(Box annotation data)
┄┄┄┄┄┄

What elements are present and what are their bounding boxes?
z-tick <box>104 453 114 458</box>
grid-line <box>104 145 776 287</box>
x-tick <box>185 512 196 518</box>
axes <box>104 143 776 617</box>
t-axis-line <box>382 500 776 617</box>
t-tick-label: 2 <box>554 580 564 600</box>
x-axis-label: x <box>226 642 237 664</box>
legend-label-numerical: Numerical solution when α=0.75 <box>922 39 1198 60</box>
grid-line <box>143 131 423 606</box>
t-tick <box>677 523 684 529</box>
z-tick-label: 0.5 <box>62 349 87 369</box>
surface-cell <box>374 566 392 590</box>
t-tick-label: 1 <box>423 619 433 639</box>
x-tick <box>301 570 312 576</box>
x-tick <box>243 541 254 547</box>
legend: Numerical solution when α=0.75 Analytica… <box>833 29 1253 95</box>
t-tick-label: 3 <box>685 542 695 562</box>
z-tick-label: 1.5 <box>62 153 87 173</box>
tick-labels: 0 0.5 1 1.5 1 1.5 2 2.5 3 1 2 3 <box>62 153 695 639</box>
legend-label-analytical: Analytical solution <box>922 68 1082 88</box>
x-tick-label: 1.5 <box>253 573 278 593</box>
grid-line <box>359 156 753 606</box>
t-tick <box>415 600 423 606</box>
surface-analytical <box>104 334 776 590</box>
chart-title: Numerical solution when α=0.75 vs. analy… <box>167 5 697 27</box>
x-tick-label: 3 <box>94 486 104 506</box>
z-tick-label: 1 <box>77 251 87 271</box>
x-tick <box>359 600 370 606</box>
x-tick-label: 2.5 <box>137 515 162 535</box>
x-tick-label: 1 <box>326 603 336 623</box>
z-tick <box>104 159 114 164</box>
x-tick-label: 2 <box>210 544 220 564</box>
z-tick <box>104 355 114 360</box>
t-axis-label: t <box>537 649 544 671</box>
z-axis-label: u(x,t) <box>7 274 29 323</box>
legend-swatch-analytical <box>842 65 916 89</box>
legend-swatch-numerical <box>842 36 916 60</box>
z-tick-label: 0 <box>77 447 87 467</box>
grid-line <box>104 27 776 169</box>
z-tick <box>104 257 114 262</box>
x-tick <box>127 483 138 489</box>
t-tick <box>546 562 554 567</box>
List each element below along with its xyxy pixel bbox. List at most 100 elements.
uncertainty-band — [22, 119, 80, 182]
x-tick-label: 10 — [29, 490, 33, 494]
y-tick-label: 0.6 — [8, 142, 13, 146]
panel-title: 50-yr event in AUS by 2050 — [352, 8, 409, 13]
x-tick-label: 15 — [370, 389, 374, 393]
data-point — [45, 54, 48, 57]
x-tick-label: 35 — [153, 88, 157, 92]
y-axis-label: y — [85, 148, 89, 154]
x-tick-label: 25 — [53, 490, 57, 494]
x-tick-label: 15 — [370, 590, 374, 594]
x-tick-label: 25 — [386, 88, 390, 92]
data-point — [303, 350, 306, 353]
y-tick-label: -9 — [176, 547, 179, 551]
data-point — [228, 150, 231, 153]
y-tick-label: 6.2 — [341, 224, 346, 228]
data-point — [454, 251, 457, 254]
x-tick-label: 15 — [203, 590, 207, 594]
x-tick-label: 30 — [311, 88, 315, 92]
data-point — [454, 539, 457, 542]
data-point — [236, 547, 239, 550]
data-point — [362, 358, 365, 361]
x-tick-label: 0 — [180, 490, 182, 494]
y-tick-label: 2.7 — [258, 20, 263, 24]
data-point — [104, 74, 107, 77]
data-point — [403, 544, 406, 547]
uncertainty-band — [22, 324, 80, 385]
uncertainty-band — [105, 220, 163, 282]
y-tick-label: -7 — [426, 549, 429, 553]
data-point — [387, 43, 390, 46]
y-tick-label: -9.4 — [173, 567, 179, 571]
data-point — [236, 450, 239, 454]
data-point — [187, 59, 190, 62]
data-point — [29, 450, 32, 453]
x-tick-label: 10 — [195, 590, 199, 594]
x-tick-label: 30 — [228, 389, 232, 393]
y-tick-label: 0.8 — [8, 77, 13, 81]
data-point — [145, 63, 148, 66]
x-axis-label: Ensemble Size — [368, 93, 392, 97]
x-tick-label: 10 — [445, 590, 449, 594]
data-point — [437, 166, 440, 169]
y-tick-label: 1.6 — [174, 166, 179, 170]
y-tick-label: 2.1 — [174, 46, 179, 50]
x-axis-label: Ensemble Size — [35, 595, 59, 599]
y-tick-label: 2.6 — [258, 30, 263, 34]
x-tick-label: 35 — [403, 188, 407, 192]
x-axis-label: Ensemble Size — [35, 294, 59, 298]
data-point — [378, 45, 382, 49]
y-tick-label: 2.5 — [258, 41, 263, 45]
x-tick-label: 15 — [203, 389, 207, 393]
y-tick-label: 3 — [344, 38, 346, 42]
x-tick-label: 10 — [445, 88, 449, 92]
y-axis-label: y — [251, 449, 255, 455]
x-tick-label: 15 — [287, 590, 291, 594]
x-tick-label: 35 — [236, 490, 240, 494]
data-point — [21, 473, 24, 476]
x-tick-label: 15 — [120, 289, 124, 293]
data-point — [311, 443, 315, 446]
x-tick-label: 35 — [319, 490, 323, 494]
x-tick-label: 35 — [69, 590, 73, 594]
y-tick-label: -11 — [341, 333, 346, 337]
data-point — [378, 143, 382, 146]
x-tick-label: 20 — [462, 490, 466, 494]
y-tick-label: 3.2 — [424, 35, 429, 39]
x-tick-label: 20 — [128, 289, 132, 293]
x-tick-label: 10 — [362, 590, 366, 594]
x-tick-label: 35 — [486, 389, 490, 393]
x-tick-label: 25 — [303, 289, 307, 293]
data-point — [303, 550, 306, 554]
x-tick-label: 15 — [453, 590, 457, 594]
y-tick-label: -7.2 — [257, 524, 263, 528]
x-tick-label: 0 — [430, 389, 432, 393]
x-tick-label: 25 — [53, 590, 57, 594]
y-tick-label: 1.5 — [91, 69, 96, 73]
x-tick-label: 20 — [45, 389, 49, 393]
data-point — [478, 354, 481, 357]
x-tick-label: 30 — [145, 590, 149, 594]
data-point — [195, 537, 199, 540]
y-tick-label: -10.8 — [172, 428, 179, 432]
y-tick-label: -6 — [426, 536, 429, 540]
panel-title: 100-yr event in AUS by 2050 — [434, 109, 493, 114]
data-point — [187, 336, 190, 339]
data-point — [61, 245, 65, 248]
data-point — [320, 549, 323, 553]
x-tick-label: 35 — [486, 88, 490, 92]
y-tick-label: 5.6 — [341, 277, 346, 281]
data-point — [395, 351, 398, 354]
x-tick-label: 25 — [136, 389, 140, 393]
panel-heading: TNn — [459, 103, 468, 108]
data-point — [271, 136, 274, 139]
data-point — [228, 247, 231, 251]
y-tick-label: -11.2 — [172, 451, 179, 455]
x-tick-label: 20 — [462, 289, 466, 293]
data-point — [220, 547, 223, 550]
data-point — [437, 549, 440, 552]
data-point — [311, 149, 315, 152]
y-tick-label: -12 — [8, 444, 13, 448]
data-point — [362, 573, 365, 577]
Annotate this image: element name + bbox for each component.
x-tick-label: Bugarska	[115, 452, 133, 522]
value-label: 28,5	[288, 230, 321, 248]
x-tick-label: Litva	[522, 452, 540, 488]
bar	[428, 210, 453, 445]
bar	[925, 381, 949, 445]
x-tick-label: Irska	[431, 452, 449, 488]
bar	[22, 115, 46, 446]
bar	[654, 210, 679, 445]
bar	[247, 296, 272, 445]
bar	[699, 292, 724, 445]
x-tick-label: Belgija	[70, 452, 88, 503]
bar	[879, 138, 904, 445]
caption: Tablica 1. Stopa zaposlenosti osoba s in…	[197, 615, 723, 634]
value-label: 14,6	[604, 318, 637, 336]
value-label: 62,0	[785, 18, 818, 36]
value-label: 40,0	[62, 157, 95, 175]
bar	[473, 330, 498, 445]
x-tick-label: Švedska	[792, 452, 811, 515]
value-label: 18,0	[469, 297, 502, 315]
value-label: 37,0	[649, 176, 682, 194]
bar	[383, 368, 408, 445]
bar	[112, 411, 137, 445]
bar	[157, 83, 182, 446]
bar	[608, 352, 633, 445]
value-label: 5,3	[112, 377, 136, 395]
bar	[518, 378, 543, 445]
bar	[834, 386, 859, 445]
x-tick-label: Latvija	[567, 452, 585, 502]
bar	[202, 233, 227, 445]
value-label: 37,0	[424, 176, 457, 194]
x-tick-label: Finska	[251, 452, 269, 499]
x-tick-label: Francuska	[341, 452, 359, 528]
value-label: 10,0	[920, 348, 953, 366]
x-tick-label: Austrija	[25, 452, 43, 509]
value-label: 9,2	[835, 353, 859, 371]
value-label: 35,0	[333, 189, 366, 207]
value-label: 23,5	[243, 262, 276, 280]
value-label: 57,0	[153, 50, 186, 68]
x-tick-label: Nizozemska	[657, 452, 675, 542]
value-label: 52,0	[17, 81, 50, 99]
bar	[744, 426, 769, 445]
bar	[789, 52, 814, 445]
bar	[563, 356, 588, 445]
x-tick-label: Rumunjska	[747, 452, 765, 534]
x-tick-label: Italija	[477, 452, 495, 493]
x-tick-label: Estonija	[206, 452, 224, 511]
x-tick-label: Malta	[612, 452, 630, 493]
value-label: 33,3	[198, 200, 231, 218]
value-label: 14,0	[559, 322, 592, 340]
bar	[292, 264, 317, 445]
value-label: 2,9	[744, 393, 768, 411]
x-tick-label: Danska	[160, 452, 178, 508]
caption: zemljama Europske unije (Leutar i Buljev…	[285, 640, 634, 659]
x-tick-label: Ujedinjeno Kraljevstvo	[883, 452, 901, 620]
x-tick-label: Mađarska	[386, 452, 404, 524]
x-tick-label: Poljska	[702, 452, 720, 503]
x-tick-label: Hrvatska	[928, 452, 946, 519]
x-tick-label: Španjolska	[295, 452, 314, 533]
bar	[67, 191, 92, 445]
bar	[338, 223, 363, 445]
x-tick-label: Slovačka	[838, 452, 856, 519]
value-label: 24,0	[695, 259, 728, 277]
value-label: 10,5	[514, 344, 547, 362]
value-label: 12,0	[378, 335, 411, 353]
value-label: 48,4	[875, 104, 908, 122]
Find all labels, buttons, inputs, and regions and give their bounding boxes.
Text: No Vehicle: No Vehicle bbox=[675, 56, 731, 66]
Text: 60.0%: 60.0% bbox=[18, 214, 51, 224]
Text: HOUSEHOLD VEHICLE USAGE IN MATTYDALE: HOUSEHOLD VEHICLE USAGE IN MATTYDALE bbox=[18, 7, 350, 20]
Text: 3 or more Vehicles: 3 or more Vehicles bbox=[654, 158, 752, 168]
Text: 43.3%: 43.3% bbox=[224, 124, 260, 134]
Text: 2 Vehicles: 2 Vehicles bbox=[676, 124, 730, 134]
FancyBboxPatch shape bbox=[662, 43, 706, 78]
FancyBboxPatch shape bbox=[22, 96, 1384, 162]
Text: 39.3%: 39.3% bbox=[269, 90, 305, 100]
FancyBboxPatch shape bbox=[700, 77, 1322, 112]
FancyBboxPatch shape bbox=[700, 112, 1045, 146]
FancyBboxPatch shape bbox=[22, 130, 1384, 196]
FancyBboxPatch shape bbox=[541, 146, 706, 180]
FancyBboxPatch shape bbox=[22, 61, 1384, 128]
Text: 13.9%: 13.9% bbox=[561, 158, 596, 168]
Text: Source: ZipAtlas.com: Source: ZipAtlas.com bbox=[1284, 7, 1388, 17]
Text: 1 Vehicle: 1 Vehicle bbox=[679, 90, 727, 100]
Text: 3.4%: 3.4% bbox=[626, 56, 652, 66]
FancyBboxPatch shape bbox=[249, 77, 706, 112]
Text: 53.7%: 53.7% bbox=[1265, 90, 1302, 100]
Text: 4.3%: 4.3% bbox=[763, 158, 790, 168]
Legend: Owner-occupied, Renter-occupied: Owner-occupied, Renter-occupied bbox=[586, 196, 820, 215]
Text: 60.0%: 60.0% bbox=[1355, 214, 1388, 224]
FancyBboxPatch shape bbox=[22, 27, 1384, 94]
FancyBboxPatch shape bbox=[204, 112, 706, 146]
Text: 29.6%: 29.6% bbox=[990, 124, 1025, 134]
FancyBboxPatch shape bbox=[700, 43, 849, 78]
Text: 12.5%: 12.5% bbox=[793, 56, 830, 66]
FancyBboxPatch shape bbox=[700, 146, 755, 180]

┄┄┄┄┄┄

- Your task
Copy everything from the start of the entries down to the line containing "legend-label-numerical: Numerical solution", with that line included.

- Exercise output
What elements are present and what are their bounding boxes?
z-tick <box>104 453 114 458</box>
grid-line <box>104 145 776 287</box>
x-tick <box>185 512 196 518</box>
axes <box>104 143 776 617</box>
t-axis-line <box>382 500 776 617</box>
t-tick-label: 2 <box>554 580 564 600</box>
x-axis-label: x <box>226 642 237 664</box>
legend-label-numerical: Numerical solution when α=0.75 <box>922 39 1198 60</box>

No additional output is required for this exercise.